## BEGIN Extracted information

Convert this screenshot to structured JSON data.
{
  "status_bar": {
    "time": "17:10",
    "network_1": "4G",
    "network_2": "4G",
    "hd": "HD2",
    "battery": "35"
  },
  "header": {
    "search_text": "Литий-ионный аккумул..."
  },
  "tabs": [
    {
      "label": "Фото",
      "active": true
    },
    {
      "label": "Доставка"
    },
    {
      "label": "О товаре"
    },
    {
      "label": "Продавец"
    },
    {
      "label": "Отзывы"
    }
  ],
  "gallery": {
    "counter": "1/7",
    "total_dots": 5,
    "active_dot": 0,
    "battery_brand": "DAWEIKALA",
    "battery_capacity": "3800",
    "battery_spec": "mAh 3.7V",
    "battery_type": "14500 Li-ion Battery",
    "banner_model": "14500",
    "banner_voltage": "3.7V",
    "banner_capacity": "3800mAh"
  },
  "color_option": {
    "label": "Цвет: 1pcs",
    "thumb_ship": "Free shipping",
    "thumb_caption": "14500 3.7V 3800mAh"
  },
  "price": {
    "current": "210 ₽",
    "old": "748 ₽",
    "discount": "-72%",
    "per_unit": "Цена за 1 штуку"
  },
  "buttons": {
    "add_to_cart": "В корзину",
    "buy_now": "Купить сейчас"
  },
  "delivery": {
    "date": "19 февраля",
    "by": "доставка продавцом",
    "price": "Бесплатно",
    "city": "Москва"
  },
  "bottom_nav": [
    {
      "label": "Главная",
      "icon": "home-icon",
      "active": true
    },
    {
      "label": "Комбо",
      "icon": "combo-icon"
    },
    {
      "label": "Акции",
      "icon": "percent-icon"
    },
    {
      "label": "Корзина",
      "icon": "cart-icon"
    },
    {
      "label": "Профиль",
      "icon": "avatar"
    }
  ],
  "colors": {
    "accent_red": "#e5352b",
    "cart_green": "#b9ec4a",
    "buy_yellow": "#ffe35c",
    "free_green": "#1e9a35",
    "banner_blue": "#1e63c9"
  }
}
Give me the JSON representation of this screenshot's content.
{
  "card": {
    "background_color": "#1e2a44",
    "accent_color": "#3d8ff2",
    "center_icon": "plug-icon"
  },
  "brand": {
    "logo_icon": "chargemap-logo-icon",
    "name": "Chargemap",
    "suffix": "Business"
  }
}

## END Extracted information

## Requirements:
Write out the complete set of records exactly as given.

## The result:
Convert this screenshot to structured JSON data.
{
  "status_bar": {
    "time": "17:10",
    "network_1": "4G",
    "network_2": "4G",
    "hd": "HD2",
    "battery": "35"
  },
  "header": {
    "search_text": "Литий-ионный аккумул..."
  },
  "tabs": [
    {
      "label": "Фото",
      "active": true
    },
    {
      "label": "Доставка"
    },
    {
      "label": "О товаре"
    },
    {
      "label": "Продавец"
    },
    {
      "label": "Отзывы"
    }
  ],
  "gallery": {
    "counter": "1/7",
    "total_dots": 5,
    "active_dot": 0,
    "battery_brand": "DAWEIKALA",
    "battery_capacity": "3800",
    "battery_spec": "mAh 3.7V",
    "battery_type": "14500 Li-ion Battery",
    "banner_model": "14500",
    "banner_voltage": "3.7V",
    "banner_capacity": "3800mAh"
  },
  "color_option": {
    "label": "Цвет: 1pcs",
    "thumb_ship": "Free shipping",
    "thumb_caption": "14500 3.7V 3800mAh"
  },
  "price": {
    "current": "210 ₽",
    "old": "748 ₽",
    "discount": "-72%",
    "per_unit": "Цена за 1 штуку"
  },
  "buttons": {
    "add_to_cart": "В корзину",
    "buy_now": "Купить сейчас"
  },
  "delivery": {
    "date": "19 февраля",
    "by": "доставка продавцом",
    "price": "Бесплатно",
    "city": "Москва"
  },
  "bottom_nav": [
    {
      "label": "Главная",
      "icon": "home-icon",
      "active": true
    },
    {
      "label": "Комбо",
      "icon": "combo-icon"
    },
    {
      "label": "Акции",
      "icon": "percent-icon"
    },
    {
      "label": "Корзина",
      "icon": "cart-icon"
    },
    {
      "label": "Профиль",
      "icon": "avatar"
    }
  ],
  "colors": {
    "accent_red": "#e5352b",
    "cart_green": "#b9ec4a",
    "buy_yellow": "#ffe35c",
    "free_green": "#1e9a35",
    "banner_blue": "#1e63c9"
  }
}
Give me the JSON representation of this screenshot's content.
{
  "card": {
    "background_color": "#1e2a44",
    "accent_color": "#3d8ff2",
    "center_icon": "plug-icon"
  },
  "brand": {
    "logo_icon": "chargemap-logo-icon",
    "name": "Chargemap",
    "suffix": "Business"
  }
}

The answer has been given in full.